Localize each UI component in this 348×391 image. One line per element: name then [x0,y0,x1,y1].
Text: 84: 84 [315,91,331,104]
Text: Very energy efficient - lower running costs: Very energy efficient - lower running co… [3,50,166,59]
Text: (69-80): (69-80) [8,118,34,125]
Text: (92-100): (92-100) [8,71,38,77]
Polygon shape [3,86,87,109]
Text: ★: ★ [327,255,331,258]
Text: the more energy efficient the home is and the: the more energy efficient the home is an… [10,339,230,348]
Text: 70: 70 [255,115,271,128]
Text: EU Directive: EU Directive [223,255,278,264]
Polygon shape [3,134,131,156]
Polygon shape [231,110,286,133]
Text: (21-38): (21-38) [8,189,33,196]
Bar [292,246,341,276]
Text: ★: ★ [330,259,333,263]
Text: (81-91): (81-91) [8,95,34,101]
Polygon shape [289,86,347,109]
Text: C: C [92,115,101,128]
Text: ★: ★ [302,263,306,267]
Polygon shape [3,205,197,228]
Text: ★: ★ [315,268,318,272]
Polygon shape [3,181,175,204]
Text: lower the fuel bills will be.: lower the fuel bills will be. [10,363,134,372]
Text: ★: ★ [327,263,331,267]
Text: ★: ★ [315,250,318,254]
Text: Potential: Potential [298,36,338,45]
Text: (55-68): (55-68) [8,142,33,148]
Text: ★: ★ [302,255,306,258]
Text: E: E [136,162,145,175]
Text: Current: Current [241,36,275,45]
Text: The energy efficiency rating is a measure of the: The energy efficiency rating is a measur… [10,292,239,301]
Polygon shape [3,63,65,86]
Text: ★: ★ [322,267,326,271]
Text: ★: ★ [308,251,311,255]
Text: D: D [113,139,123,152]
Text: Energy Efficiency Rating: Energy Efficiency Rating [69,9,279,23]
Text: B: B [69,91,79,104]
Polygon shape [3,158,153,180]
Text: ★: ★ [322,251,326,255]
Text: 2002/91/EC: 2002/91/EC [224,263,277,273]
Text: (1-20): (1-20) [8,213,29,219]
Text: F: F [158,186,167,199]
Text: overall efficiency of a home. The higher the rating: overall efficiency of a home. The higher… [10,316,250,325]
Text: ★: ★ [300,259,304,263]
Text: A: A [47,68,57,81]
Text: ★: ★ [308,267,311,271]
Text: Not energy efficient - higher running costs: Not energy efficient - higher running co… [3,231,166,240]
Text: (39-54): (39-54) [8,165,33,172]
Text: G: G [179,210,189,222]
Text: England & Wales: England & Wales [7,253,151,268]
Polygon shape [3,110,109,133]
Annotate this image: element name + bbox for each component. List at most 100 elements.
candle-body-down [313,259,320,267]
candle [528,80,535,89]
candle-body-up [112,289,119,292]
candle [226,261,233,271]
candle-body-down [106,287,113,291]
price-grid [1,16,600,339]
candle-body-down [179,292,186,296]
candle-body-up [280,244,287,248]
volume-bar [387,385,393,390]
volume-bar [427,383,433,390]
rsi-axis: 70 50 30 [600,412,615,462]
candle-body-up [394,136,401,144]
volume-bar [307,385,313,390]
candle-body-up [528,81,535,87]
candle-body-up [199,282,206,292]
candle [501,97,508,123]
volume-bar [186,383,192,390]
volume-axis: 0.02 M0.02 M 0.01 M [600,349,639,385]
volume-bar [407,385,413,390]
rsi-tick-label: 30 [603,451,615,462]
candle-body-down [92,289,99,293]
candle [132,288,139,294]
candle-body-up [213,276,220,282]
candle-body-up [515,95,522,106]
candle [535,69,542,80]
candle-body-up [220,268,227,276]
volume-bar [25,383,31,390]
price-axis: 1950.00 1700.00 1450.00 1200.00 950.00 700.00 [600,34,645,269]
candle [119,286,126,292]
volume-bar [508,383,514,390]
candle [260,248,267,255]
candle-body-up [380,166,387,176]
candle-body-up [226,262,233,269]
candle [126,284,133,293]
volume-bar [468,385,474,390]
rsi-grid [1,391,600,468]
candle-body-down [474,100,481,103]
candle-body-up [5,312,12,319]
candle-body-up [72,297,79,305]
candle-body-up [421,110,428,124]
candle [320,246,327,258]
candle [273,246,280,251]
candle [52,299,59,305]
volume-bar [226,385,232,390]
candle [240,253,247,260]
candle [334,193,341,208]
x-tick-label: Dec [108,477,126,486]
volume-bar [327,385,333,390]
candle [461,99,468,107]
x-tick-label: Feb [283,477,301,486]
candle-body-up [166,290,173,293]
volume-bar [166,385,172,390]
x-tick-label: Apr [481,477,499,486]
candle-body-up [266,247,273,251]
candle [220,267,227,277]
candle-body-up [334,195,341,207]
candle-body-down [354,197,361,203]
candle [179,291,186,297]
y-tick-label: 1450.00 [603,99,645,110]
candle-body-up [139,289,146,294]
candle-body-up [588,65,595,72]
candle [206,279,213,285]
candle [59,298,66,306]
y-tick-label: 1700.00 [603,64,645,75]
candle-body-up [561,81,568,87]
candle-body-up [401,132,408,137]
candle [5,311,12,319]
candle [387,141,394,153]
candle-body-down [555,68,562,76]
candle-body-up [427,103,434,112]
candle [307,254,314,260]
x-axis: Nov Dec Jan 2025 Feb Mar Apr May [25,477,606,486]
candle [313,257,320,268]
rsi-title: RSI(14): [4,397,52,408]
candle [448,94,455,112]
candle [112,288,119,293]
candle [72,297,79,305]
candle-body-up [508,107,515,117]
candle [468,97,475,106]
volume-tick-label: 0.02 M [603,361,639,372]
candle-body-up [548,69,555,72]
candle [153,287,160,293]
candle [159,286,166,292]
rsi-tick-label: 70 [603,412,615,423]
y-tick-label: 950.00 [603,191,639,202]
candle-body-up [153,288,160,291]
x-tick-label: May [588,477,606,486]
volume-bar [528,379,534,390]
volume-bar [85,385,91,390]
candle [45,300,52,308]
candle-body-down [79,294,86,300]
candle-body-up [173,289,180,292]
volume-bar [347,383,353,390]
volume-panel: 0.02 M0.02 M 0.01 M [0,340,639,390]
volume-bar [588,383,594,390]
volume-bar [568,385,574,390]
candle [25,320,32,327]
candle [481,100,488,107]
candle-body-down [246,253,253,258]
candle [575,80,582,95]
● ● ●
Task prompt ▸ Reproduce all of the rows above, swapping "volume-bar" for "volume-column" and leaving everything else unchanged.

Exercise solution ▸
Localize each UI component in this 348×391 image. One line per element: name then [x0,y0,x1,y1].
Text: 84: 84 [315,91,331,104]
Text: Very energy efficient - lower running costs: Very energy efficient - lower running co… [3,50,166,59]
Text: (69-80): (69-80) [8,118,34,125]
Text: (92-100): (92-100) [8,71,38,77]
Polygon shape [3,86,87,109]
Text: ★: ★ [327,255,331,258]
Text: the more energy efficient the home is and the: the more energy efficient the home is an… [10,339,230,348]
Text: 70: 70 [255,115,271,128]
Text: EU Directive: EU Directive [223,255,278,264]
Polygon shape [3,134,131,156]
Polygon shape [231,110,286,133]
Text: (21-38): (21-38) [8,189,33,196]
Bar [292,246,341,276]
Text: ★: ★ [330,259,333,263]
Text: (81-91): (81-91) [8,95,34,101]
Polygon shape [289,86,347,109]
Text: C: C [92,115,101,128]
Text: ★: ★ [302,263,306,267]
Polygon shape [3,205,197,228]
Text: ★: ★ [315,268,318,272]
Polygon shape [3,181,175,204]
Text: lower the fuel bills will be.: lower the fuel bills will be. [10,363,134,372]
Text: ★: ★ [327,263,331,267]
Text: ★: ★ [315,250,318,254]
Text: Potential: Potential [298,36,338,45]
Text: (55-68): (55-68) [8,142,33,148]
Text: ★: ★ [302,255,306,258]
Text: E: E [136,162,145,175]
Text: Current: Current [241,36,275,45]
Text: The energy efficiency rating is a measure of the: The energy efficiency rating is a measur… [10,292,239,301]
Polygon shape [3,63,65,86]
Text: ★: ★ [322,267,326,271]
Text: ★: ★ [308,251,311,255]
Text: D: D [113,139,123,152]
Text: Energy Efficiency Rating: Energy Efficiency Rating [69,9,279,23]
Text: B: B [69,91,79,104]
Polygon shape [3,158,153,180]
Text: ★: ★ [322,251,326,255]
Text: 2002/91/EC: 2002/91/EC [224,263,277,273]
Text: (1-20): (1-20) [8,213,29,219]
Text: F: F [158,186,167,199]
Text: overall efficiency of a home. The higher the rating: overall efficiency of a home. The higher… [10,316,250,325]
Text: ★: ★ [300,259,304,263]
Text: A: A [47,68,57,81]
Text: ★: ★ [308,267,311,271]
Text: Not energy efficient - higher running costs: Not energy efficient - higher running co… [3,231,166,240]
Text: (39-54): (39-54) [8,165,33,172]
Text: G: G [179,210,189,222]
Text: England & Wales: England & Wales [7,253,151,268]
Polygon shape [3,110,109,133]
Annotate this image: element name + bbox for each component. List at most 100 elements.
candle-body-down [313,259,320,267]
candle [528,80,535,89]
candle-body-up [112,289,119,292]
candle [226,261,233,271]
candle-body-down [106,287,113,291]
price-grid [1,16,600,339]
candle-body-down [179,292,186,296]
candle-body-up [280,244,287,248]
volume-column [387,385,393,390]
volume-column [427,383,433,390]
rsi-axis: 70 50 30 [600,412,615,462]
candle-body-up [394,136,401,144]
volume-column [307,385,313,390]
candle-body-up [528,81,535,87]
candle-body-up [199,282,206,292]
candle [501,97,508,123]
volume-column [186,383,192,390]
volume-axis: 0.02 M0.02 M 0.01 M [600,349,639,385]
volume-column [407,385,413,390]
rsi-tick-label: 30 [603,451,615,462]
candle-body-down [92,289,99,293]
candle [132,288,139,294]
candle-body-up [213,276,220,282]
candle-body-up [515,95,522,106]
candle [535,69,542,80]
candle-body-up [220,268,227,276]
volume-column [25,383,31,390]
price-axis: 1950.00 1700.00 1450.00 1200.00 950.00 700.00 [600,34,645,269]
candle [119,286,126,292]
volume-column [508,383,514,390]
candle [260,248,267,255]
candle-body-up [380,166,387,176]
candle-body-up [226,262,233,269]
candle [126,284,133,293]
volume-column [468,385,474,390]
rsi-grid [1,391,600,468]
candle-body-down [474,100,481,103]
candle-body-up [5,312,12,319]
candle-body-up [72,297,79,305]
candle-body-up [421,110,428,124]
candle [320,246,327,258]
candle [273,246,280,251]
candle [52,299,59,305]
volume-column [226,385,232,390]
candle [240,253,247,260]
candle [334,193,341,208]
x-tick-label: Dec [108,477,126,486]
volume-column [327,385,333,390]
candle [461,99,468,107]
x-tick-label: Feb [283,477,301,486]
candle-body-up [166,290,173,293]
volume-column [166,385,172,390]
x-tick-label: Apr [481,477,499,486]
candle-body-up [266,247,273,251]
candle [220,267,227,277]
candle-body-up [334,195,341,207]
candle-body-down [354,197,361,203]
candle [179,291,186,297]
y-tick-label: 1450.00 [603,99,645,110]
candle-body-up [139,289,146,294]
candle-body-up [588,65,595,72]
candle [206,279,213,285]
candle [59,298,66,306]
y-tick-label: 1700.00 [603,64,645,75]
candle-body-up [561,81,568,87]
candle-body-up [401,132,408,137]
candle [5,311,12,319]
candle [387,141,394,153]
candle-body-down [555,68,562,76]
candle-body-up [427,103,434,112]
candle [307,254,314,260]
x-axis: Nov Dec Jan 2025 Feb Mar Apr May [25,477,606,486]
candle [313,257,320,268]
rsi-title: RSI(14): [4,397,52,408]
candle [448,94,455,112]
candle [112,288,119,293]
candle [72,297,79,305]
candle-body-up [508,107,515,117]
candle [468,97,475,106]
volume-tick-label: 0.02 M [603,361,639,372]
candle-body-up [548,69,555,72]
candle [153,287,160,293]
candle [159,286,166,292]
rsi-tick-label: 70 [603,412,615,423]
y-tick-label: 950.00 [603,191,639,202]
candle-body-up [153,288,160,291]
x-tick-label: May [588,477,606,486]
volume-column [528,379,534,390]
volume-column [85,385,91,390]
candle [45,300,52,308]
candle-body-down [79,294,86,300]
candle-body-up [173,289,180,292]
volume-column [347,383,353,390]
volume-panel: 0.02 M0.02 M 0.01 M [0,340,639,390]
volume-column [588,383,594,390]
volume-column [568,385,574,390]
candle [25,320,32,327]
candle [481,100,488,107]
candle-body-down [246,253,253,258]
candle [575,80,582,95]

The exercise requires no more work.